(Data records)

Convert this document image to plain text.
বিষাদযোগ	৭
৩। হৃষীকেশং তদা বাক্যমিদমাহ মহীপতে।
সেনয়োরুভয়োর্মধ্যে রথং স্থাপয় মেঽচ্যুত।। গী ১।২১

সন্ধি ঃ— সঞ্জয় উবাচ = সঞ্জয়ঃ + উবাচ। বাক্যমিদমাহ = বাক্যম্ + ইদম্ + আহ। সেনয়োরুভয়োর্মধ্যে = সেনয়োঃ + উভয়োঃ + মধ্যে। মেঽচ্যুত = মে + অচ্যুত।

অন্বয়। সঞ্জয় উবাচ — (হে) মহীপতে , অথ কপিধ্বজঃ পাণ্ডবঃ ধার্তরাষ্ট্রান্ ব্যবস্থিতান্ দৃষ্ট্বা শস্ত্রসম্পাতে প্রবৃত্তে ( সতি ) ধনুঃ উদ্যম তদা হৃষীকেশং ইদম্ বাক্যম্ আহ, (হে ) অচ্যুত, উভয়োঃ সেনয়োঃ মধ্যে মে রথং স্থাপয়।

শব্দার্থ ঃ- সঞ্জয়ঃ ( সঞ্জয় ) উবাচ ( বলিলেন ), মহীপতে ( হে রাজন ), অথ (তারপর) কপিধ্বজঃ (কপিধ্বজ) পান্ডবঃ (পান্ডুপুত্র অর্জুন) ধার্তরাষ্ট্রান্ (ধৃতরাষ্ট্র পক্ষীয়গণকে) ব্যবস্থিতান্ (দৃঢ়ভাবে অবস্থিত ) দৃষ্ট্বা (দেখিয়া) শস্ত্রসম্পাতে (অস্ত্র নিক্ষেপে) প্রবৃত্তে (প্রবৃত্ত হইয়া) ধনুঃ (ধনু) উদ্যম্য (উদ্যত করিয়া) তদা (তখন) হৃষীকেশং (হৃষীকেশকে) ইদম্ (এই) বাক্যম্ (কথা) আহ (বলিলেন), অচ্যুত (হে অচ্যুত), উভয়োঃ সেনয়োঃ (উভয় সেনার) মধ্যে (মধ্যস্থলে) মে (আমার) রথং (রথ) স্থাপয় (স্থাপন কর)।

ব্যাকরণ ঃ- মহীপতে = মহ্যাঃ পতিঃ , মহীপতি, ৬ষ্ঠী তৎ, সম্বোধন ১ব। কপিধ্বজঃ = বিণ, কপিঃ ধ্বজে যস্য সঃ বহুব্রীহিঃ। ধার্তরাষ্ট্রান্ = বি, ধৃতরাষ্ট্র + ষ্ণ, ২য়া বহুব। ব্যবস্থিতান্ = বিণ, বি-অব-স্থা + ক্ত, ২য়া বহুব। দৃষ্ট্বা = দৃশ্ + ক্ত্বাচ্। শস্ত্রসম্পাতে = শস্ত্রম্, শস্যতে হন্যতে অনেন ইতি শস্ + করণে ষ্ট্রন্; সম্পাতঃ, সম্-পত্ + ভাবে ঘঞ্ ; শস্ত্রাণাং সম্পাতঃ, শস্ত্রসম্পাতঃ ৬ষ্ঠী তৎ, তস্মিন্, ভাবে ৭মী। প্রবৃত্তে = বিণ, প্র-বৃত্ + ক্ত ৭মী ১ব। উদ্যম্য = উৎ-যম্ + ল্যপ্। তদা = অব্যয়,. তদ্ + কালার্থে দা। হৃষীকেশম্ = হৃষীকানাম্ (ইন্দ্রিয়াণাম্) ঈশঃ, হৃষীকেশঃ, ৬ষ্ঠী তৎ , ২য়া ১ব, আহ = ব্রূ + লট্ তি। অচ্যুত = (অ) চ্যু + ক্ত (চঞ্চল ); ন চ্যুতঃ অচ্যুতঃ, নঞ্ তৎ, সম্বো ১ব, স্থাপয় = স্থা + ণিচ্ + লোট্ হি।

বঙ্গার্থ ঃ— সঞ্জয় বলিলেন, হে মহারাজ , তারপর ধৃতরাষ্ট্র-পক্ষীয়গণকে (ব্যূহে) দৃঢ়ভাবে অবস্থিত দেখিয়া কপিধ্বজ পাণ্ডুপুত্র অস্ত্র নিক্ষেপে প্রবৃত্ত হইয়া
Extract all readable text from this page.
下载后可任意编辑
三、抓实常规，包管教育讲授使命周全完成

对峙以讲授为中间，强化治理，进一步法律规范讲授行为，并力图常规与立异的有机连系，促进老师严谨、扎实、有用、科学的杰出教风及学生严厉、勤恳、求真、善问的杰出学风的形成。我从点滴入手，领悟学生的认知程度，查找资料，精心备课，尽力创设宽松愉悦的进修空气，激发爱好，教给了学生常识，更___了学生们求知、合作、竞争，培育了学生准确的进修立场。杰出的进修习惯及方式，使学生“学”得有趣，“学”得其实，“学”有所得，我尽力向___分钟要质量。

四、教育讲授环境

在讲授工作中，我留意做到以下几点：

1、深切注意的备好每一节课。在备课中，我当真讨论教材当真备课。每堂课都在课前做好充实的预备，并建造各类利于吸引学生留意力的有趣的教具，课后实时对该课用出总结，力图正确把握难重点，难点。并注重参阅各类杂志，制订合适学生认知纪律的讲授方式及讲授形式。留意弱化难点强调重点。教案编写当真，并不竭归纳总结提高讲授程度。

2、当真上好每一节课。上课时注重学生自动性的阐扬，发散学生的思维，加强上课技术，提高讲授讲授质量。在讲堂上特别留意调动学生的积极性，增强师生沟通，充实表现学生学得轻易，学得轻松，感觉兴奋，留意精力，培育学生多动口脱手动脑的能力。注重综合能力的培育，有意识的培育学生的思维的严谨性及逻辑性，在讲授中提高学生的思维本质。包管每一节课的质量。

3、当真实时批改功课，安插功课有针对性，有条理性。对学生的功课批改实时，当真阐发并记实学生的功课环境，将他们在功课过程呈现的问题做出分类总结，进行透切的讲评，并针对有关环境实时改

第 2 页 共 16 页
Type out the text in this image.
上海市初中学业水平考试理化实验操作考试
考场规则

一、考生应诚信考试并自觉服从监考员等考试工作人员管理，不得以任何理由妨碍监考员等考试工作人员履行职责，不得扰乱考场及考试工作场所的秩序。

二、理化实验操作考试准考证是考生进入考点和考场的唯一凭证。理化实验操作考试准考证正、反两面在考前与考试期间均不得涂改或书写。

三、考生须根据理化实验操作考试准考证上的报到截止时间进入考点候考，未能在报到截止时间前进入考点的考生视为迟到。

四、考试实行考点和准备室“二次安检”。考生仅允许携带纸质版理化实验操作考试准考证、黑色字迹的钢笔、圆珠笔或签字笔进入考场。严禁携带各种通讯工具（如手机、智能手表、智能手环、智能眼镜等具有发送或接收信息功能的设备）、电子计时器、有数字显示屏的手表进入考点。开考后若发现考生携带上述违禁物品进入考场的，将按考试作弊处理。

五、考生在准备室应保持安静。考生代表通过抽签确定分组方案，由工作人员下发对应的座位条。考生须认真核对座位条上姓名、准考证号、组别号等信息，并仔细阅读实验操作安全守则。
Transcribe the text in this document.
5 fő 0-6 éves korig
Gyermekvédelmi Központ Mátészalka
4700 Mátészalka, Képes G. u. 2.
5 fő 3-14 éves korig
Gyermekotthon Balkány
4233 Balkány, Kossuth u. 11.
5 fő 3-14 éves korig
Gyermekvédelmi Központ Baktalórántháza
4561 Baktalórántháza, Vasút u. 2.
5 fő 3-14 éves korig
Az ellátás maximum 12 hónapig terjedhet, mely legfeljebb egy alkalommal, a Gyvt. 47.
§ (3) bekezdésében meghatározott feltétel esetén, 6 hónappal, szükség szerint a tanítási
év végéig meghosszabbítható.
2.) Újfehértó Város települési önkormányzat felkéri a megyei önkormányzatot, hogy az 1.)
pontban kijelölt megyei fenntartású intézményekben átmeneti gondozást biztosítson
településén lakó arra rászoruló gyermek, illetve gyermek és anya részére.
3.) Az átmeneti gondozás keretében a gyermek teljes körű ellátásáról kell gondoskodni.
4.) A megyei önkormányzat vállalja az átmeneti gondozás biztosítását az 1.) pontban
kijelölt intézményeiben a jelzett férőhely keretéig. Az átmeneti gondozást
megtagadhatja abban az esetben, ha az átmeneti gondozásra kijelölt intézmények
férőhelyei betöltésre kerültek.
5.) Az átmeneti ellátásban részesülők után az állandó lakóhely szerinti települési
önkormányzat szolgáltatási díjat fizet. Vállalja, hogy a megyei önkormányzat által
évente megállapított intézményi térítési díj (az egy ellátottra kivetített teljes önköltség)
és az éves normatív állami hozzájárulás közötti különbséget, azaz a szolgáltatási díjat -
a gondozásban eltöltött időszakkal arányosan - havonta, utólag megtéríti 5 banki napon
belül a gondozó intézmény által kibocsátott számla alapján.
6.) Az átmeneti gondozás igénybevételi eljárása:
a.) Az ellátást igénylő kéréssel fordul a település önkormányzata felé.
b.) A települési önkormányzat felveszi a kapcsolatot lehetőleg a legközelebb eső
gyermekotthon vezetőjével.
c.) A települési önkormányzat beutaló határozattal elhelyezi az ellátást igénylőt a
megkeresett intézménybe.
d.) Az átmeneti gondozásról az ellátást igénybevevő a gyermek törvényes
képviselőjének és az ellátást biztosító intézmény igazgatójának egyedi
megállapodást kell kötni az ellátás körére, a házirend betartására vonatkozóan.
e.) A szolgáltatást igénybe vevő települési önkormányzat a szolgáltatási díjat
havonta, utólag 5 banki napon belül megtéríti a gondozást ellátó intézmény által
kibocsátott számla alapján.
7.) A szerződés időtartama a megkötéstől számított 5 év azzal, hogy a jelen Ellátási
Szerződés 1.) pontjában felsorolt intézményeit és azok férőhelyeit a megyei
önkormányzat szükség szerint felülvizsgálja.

## Your goal
Using the material above, copy every line in which the string "Baktalórántháza" occurs.

## Complete output
Gyermekvédelmi Központ Baktalórántháza
4561 Baktalórántháza, Vasút u. 2.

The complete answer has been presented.